- **Data shown**
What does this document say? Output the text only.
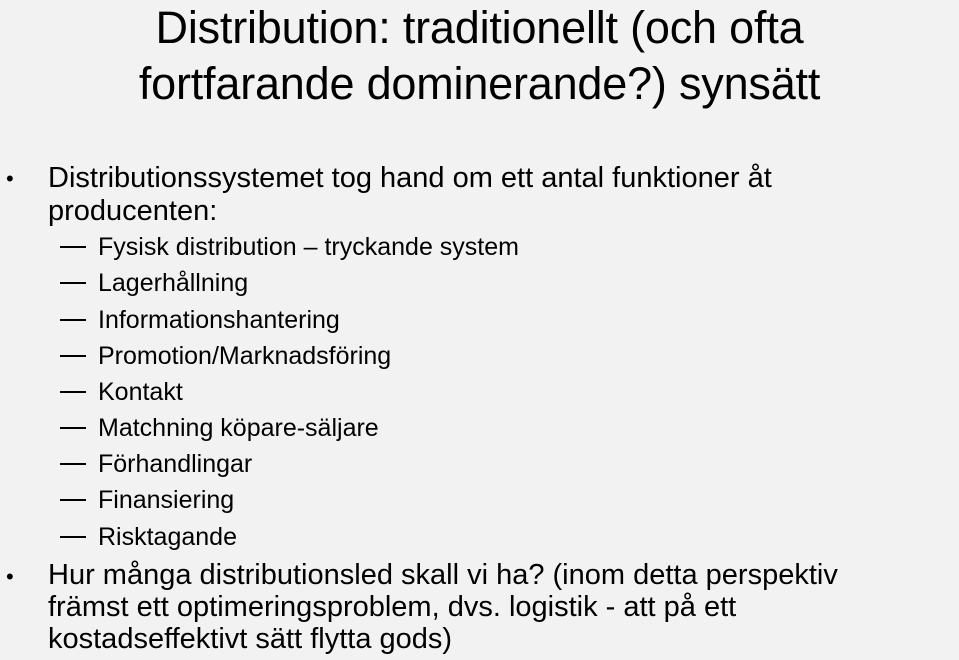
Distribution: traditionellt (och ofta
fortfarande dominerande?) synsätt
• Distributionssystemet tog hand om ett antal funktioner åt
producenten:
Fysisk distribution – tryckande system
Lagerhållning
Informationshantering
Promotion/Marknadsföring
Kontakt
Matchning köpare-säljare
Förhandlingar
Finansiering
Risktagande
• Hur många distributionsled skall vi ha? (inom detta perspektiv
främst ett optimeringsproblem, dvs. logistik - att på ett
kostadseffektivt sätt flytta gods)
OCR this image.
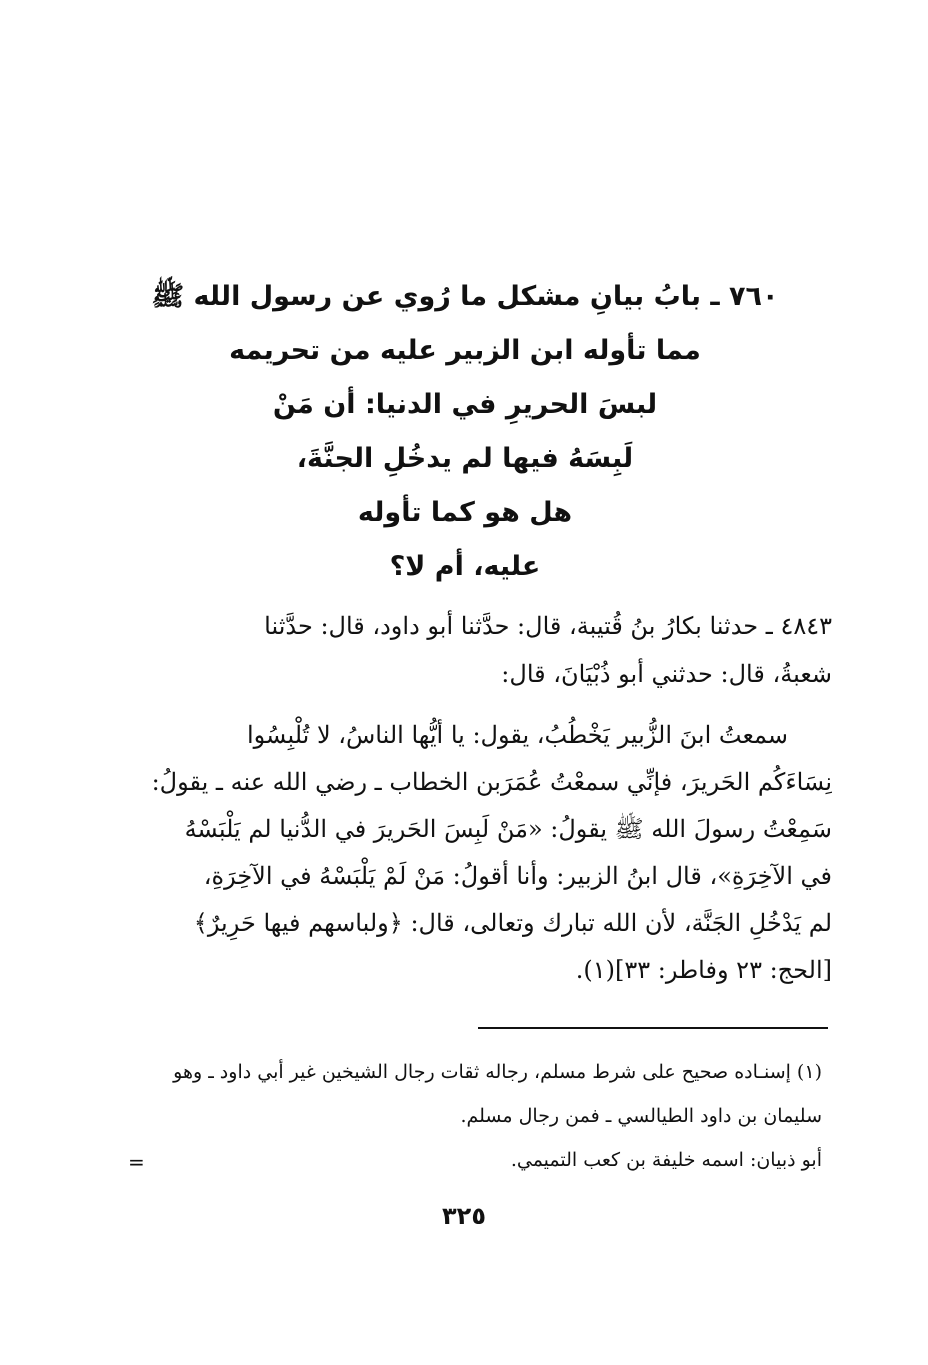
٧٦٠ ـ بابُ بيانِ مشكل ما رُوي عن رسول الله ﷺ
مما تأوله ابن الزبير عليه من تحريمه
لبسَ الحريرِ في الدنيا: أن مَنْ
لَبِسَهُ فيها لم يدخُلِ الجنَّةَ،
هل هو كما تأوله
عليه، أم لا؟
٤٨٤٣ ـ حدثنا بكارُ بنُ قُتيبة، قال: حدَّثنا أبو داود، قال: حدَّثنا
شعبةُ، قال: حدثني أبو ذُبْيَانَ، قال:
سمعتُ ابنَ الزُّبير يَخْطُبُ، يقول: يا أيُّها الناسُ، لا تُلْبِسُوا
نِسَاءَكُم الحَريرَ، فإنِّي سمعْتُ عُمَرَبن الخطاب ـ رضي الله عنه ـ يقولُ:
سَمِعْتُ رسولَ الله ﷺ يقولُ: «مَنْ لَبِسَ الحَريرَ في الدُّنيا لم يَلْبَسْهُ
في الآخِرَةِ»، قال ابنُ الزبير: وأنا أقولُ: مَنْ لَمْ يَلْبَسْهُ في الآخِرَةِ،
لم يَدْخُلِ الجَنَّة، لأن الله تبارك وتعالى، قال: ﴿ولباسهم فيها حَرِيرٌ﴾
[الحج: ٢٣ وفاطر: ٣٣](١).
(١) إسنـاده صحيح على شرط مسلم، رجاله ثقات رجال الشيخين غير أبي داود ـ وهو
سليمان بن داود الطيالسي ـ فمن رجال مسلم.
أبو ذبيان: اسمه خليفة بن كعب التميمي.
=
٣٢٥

- **The request**
Write every record out again exactly; no pictures belong in the copy.

- **Result of the exercise**
What does this document say? Output the text only.
Distribution: traditionellt (och ofta
fortfarande dominerande?) synsätt
• Distributionssystemet tog hand om ett antal funktioner åt
producenten:
Fysisk distribution – tryckande system
Lagerhållning
Informationshantering
Promotion/Marknadsföring
Kontakt
Matchning köpare-säljare
Förhandlingar
Finansiering
Risktagande
• Hur många distributionsled skall vi ha? (inom detta perspektiv
främst ett optimeringsproblem, dvs. logistik - att på ett
kostadseffektivt sätt flytta gods)
OCR this image.
٧٦٠ ـ بابُ بيانِ مشكل ما رُوي عن رسول الله ﷺ
مما تأوله ابن الزبير عليه من تحريمه
لبسَ الحريرِ في الدنيا: أن مَنْ
لَبِسَهُ فيها لم يدخُلِ الجنَّةَ،
هل هو كما تأوله
عليه، أم لا؟
٤٨٤٣ ـ حدثنا بكارُ بنُ قُتيبة، قال: حدَّثنا أبو داود، قال: حدَّثنا
شعبةُ، قال: حدثني أبو ذُبْيَانَ، قال:
سمعتُ ابنَ الزُّبير يَخْطُبُ، يقول: يا أيُّها الناسُ، لا تُلْبِسُوا
نِسَاءَكُم الحَريرَ، فإنِّي سمعْتُ عُمَرَبن الخطاب ـ رضي الله عنه ـ يقولُ:
سَمِعْتُ رسولَ الله ﷺ يقولُ: «مَنْ لَبِسَ الحَريرَ في الدُّنيا لم يَلْبَسْهُ
في الآخِرَةِ»، قال ابنُ الزبير: وأنا أقولُ: مَنْ لَمْ يَلْبَسْهُ في الآخِرَةِ،
لم يَدْخُلِ الجَنَّة، لأن الله تبارك وتعالى، قال: ﴿ولباسهم فيها حَرِيرٌ﴾
[الحج: ٢٣ وفاطر: ٣٣](١).
(١) إسنـاده صحيح على شرط مسلم، رجاله ثقات رجال الشيخين غير أبي داود ـ وهو
سليمان بن داود الطيالسي ـ فمن رجال مسلم.
أبو ذبيان: اسمه خليفة بن كعب التميمي.
=
٣٢٥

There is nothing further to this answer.